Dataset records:
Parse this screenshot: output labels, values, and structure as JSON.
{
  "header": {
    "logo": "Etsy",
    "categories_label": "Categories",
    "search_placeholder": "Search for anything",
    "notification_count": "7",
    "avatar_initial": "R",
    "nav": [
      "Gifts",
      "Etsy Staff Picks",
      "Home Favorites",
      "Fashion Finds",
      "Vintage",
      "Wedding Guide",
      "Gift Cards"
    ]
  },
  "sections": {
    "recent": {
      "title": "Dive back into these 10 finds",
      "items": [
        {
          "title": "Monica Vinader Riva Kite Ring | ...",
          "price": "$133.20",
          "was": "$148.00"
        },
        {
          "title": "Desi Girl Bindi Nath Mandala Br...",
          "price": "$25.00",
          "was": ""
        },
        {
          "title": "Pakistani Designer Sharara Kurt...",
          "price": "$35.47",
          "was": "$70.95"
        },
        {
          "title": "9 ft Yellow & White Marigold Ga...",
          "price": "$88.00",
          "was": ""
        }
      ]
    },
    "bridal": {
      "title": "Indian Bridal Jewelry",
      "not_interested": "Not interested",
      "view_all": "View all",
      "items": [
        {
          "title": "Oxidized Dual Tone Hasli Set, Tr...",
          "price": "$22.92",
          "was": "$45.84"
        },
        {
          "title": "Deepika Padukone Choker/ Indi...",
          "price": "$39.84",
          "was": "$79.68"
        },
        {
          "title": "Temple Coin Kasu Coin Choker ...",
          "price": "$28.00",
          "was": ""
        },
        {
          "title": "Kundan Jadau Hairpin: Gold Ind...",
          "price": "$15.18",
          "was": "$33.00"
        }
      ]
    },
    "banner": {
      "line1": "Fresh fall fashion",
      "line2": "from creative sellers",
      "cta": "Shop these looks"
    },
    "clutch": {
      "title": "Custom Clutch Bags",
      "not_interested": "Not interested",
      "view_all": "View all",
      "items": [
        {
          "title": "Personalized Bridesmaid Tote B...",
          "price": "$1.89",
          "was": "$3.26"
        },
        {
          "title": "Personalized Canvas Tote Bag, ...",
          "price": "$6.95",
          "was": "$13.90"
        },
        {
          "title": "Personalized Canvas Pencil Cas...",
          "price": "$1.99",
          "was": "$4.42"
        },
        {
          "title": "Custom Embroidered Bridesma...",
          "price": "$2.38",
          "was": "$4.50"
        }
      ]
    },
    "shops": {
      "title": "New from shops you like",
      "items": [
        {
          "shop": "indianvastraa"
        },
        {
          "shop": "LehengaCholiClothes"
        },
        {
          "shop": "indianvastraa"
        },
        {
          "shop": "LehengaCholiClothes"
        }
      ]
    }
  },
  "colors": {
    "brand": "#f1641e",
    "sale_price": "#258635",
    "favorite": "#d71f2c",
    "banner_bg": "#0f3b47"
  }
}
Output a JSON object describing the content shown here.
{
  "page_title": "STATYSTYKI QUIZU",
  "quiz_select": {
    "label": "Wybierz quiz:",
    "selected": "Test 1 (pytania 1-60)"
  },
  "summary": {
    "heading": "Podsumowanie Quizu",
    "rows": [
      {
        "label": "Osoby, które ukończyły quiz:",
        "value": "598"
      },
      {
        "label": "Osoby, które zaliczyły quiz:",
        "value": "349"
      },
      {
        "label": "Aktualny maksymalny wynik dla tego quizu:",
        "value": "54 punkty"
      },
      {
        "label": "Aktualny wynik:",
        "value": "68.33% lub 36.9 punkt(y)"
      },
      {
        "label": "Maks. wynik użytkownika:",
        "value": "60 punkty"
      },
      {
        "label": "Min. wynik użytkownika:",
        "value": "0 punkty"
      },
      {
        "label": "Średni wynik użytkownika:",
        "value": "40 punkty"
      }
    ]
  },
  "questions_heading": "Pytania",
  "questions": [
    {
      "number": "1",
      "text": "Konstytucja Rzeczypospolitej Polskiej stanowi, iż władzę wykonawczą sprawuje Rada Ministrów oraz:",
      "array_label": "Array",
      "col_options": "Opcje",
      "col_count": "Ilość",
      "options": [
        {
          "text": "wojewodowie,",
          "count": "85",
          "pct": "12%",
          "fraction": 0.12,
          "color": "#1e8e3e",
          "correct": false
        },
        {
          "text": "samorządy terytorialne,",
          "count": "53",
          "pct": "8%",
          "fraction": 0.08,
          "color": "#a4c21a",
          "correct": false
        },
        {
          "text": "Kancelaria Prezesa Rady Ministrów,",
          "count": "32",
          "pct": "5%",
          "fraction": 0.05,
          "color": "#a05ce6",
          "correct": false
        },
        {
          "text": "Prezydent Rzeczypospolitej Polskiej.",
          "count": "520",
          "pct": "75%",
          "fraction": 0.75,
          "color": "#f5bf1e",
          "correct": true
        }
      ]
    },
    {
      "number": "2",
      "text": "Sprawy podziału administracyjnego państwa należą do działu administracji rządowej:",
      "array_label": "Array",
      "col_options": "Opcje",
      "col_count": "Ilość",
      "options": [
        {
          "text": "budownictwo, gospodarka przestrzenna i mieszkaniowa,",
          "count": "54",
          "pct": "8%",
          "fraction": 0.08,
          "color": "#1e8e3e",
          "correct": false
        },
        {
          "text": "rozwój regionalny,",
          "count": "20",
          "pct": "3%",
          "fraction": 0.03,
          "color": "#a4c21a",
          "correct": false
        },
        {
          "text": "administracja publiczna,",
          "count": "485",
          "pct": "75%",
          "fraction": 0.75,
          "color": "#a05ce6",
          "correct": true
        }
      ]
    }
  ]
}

WHAT THE TASK ASKS:
Quote the data above in full, changing nothing.

PROBLEM SOLUTION:
Parse this screenshot: output labels, values, and structure as JSON.
{
  "header": {
    "logo": "Etsy",
    "categories_label": "Categories",
    "search_placeholder": "Search for anything",
    "notification_count": "7",
    "avatar_initial": "R",
    "nav": [
      "Gifts",
      "Etsy Staff Picks",
      "Home Favorites",
      "Fashion Finds",
      "Vintage",
      "Wedding Guide",
      "Gift Cards"
    ]
  },
  "sections": {
    "recent": {
      "title": "Dive back into these 10 finds",
      "items": [
        {
          "title": "Monica Vinader Riva Kite Ring | ...",
          "price": "$133.20",
          "was": "$148.00"
        },
        {
          "title": "Desi Girl Bindi Nath Mandala Br...",
          "price": "$25.00",
          "was": ""
        },
        {
          "title": "Pakistani Designer Sharara Kurt...",
          "price": "$35.47",
          "was": "$70.95"
        },
        {
          "title": "9 ft Yellow & White Marigold Ga...",
          "price": "$88.00",
          "was": ""
        }
      ]
    },
    "bridal": {
      "title": "Indian Bridal Jewelry",
      "not_interested": "Not interested",
      "view_all": "View all",
      "items": [
        {
          "title": "Oxidized Dual Tone Hasli Set, Tr...",
          "price": "$22.92",
          "was": "$45.84"
        },
        {
          "title": "Deepika Padukone Choker/ Indi...",
          "price": "$39.84",
          "was": "$79.68"
        },
        {
          "title": "Temple Coin Kasu Coin Choker ...",
          "price": "$28.00",
          "was": ""
        },
        {
          "title": "Kundan Jadau Hairpin: Gold Ind...",
          "price": "$15.18",
          "was": "$33.00"
        }
      ]
    },
    "banner": {
      "line1": "Fresh fall fashion",
      "line2": "from creative sellers",
      "cta": "Shop these looks"
    },
    "clutch": {
      "title": "Custom Clutch Bags",
      "not_interested": "Not interested",
      "view_all": "View all",
      "items": [
        {
          "title": "Personalized Bridesmaid Tote B...",
          "price": "$1.89",
          "was": "$3.26"
        },
        {
          "title": "Personalized Canvas Tote Bag, ...",
          "price": "$6.95",
          "was": "$13.90"
        },
        {
          "title": "Personalized Canvas Pencil Cas...",
          "price": "$1.99",
          "was": "$4.42"
        },
        {
          "title": "Custom Embroidered Bridesma...",
          "price": "$2.38",
          "was": "$4.50"
        }
      ]
    },
    "shops": {
      "title": "New from shops you like",
      "items": [
        {
          "shop": "indianvastraa"
        },
        {
          "shop": "LehengaCholiClothes"
        },
        {
          "shop": "indianvastraa"
        },
        {
          "shop": "LehengaCholiClothes"
        }
      ]
    }
  },
  "colors": {
    "brand": "#f1641e",
    "sale_price": "#258635",
    "favorite": "#d71f2c",
    "banner_bg": "#0f3b47"
  }
}
Output a JSON object describing the content shown here.
{
  "page_title": "STATYSTYKI QUIZU",
  "quiz_select": {
    "label": "Wybierz quiz:",
    "selected": "Test 1 (pytania 1-60)"
  },
  "summary": {
    "heading": "Podsumowanie Quizu",
    "rows": [
      {
        "label": "Osoby, które ukończyły quiz:",
        "value": "598"
      },
      {
        "label": "Osoby, które zaliczyły quiz:",
        "value": "349"
      },
      {
        "label": "Aktualny maksymalny wynik dla tego quizu:",
        "value": "54 punkty"
      },
      {
        "label": "Aktualny wynik:",
        "value": "68.33% lub 36.9 punkt(y)"
      },
      {
        "label": "Maks. wynik użytkownika:",
        "value": "60 punkty"
      },
      {
        "label": "Min. wynik użytkownika:",
        "value": "0 punkty"
      },
      {
        "label": "Średni wynik użytkownika:",
        "value": "40 punkty"
      }
    ]
  },
  "questions_heading": "Pytania",
  "questions": [
    {
      "number": "1",
      "text": "Konstytucja Rzeczypospolitej Polskiej stanowi, iż władzę wykonawczą sprawuje Rada Ministrów oraz:",
      "array_label": "Array",
      "col_options": "Opcje",
      "col_count": "Ilość",
      "options": [
        {
          "text": "wojewodowie,",
          "count": "85",
          "pct": "12%",
          "fraction": 0.12,
          "color": "#1e8e3e",
          "correct": false
        },
        {
          "text": "samorządy terytorialne,",
          "count": "53",
          "pct": "8%",
          "fraction": 0.08,
          "color": "#a4c21a",
          "correct": false
        },
        {
          "text": "Kancelaria Prezesa Rady Ministrów,",
          "count": "32",
          "pct": "5%",
          "fraction": 0.05,
          "color": "#a05ce6",
          "correct": false
        },
        {
          "text": "Prezydent Rzeczypospolitej Polskiej.",
          "count": "520",
          "pct": "75%",
          "fraction": 0.75,
          "color": "#f5bf1e",
          "correct": true
        }
      ]
    },
    {
      "number": "2",
      "text": "Sprawy podziału administracyjnego państwa należą do działu administracji rządowej:",
      "array_label": "Array",
      "col_options": "Opcje",
      "col_count": "Ilość",
      "options": [
        {
          "text": "budownictwo, gospodarka przestrzenna i mieszkaniowa,",
          "count": "54",
          "pct": "8%",
          "fraction": 0.08,
          "color": "#1e8e3e",
          "correct": false
        },
        {
          "text": "rozwój regionalny,",
          "count": "20",
          "pct": "3%",
          "fraction": 0.03,
          "color": "#a4c21a",
          "correct": false
        },
        {
          "text": "administracja publiczna,",
          "count": "485",
          "pct": "75%",
          "fraction": 0.75,
          "color": "#a05ce6",
          "correct": true
        }
      ]
    }
  ]
}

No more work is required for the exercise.